*Given records*:
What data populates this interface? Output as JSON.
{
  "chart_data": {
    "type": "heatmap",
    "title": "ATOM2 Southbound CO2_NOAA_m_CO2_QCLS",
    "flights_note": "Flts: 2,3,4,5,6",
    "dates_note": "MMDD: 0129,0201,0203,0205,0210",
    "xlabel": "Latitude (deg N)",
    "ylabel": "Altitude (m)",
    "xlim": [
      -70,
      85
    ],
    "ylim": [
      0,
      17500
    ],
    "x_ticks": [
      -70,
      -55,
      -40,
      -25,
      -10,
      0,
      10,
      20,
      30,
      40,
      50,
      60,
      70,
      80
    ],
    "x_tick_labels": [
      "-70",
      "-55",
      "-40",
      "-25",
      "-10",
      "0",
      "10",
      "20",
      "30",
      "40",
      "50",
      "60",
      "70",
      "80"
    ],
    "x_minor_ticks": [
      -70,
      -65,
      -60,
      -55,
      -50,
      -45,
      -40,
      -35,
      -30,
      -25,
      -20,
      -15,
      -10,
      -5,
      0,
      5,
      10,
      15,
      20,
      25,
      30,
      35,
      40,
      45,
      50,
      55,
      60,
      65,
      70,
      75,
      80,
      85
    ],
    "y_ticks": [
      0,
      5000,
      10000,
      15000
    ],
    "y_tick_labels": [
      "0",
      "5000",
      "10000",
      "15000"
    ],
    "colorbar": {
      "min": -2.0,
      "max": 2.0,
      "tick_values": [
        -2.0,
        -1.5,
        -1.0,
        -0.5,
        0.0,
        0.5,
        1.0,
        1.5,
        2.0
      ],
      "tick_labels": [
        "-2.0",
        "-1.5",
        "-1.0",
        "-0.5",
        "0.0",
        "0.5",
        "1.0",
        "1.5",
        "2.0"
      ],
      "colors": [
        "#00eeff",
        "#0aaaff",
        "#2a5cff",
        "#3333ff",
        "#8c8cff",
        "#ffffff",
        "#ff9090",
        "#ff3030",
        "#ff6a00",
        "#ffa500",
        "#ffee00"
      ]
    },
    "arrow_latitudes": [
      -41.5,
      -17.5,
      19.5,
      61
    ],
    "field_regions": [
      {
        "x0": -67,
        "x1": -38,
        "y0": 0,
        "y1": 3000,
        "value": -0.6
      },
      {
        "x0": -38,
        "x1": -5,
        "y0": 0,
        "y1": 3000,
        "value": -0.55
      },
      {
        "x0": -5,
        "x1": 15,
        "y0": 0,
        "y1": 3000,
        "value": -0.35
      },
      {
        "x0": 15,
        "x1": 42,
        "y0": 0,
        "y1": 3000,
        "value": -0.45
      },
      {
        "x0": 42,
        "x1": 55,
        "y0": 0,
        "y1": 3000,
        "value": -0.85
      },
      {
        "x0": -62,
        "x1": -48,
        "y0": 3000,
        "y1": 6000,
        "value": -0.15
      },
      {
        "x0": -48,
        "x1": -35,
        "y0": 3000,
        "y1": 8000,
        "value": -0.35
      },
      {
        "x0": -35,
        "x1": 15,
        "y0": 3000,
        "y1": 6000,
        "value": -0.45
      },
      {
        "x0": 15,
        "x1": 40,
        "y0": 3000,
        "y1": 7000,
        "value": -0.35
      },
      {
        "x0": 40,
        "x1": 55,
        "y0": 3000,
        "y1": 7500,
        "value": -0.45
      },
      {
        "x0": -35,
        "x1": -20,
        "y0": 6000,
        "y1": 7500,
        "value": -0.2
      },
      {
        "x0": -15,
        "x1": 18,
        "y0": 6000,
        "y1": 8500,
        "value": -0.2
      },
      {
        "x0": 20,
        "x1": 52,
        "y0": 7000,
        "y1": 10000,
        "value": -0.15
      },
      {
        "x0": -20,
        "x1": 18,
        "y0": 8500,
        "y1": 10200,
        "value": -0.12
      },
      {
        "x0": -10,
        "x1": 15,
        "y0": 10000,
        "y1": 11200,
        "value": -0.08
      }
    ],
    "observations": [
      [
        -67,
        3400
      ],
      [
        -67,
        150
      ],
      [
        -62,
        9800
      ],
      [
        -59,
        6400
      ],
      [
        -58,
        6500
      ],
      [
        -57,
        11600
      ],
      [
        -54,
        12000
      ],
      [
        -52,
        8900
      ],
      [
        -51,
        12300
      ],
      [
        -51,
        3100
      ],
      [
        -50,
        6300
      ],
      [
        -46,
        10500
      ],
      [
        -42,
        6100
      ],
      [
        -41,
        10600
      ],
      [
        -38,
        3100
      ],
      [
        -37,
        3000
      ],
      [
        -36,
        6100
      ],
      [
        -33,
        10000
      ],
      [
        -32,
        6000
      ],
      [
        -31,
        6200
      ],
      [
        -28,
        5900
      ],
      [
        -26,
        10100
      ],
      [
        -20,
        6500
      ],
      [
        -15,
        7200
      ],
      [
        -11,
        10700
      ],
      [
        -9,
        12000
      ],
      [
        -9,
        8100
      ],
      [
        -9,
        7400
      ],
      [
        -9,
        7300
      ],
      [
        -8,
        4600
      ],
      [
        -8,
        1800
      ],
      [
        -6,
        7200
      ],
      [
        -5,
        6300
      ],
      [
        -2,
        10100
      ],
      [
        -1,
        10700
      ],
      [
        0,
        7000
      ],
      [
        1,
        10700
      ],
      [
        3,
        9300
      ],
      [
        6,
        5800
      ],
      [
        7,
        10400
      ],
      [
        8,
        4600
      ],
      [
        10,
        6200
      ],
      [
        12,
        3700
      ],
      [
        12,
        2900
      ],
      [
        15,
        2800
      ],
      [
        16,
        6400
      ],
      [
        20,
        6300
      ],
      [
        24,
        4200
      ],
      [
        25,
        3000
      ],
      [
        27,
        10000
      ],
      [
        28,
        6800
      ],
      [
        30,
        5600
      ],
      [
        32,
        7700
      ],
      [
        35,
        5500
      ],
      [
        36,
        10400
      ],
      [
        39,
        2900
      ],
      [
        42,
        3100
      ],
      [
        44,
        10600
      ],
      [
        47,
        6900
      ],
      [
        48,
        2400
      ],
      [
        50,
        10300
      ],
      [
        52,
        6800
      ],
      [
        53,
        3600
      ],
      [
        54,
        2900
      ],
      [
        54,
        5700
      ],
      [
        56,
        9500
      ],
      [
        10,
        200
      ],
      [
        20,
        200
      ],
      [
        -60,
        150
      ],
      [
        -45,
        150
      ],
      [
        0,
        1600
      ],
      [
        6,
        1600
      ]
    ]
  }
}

==

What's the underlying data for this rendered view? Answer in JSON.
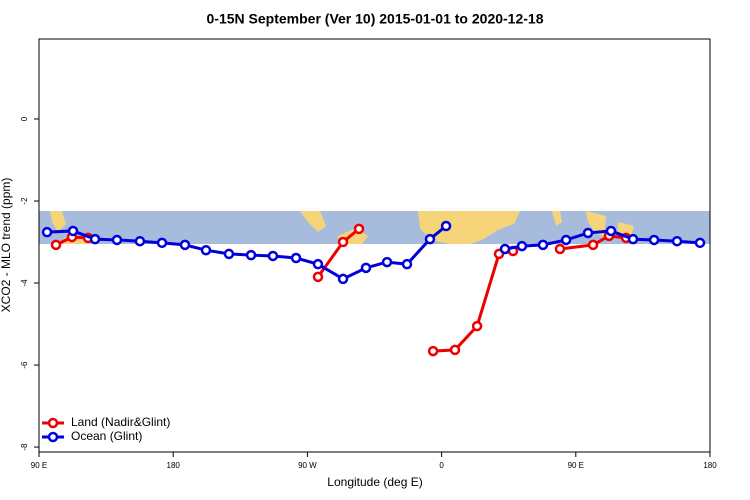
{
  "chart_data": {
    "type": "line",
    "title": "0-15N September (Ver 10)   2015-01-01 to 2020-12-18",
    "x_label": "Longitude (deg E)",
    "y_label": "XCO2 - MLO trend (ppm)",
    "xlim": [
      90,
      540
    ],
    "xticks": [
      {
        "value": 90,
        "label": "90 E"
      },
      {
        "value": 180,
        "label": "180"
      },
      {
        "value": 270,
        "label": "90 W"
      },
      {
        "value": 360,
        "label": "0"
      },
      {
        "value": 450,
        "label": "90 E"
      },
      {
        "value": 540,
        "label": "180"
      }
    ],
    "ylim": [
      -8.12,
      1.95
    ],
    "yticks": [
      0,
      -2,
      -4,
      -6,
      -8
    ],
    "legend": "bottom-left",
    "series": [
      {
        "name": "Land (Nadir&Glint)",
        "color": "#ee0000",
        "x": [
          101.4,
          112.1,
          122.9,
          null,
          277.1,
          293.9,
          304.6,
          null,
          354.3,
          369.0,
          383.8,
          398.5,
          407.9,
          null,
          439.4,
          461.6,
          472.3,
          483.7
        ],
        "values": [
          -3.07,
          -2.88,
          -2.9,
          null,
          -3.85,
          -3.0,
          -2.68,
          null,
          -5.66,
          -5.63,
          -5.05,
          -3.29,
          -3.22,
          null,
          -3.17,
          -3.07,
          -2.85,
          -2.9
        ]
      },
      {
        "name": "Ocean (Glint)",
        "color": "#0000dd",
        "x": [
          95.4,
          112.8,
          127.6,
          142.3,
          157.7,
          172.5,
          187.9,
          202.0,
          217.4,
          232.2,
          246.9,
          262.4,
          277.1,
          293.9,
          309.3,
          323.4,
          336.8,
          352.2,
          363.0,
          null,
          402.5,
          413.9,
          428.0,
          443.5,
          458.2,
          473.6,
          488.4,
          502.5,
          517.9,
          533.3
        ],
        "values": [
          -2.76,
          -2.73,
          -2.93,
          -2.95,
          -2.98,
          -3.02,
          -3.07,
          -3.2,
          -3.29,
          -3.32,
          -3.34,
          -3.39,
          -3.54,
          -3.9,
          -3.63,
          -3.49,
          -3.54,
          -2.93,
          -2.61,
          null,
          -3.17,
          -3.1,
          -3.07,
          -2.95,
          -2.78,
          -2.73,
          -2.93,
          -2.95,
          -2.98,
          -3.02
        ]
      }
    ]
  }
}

*Written task*:
Copy each line of the listing in which the word "What" can be found.

*Written solution*:
What data populates this interface? Output as JSON.
What's the underlying data for this rendered view? Answer in JSON.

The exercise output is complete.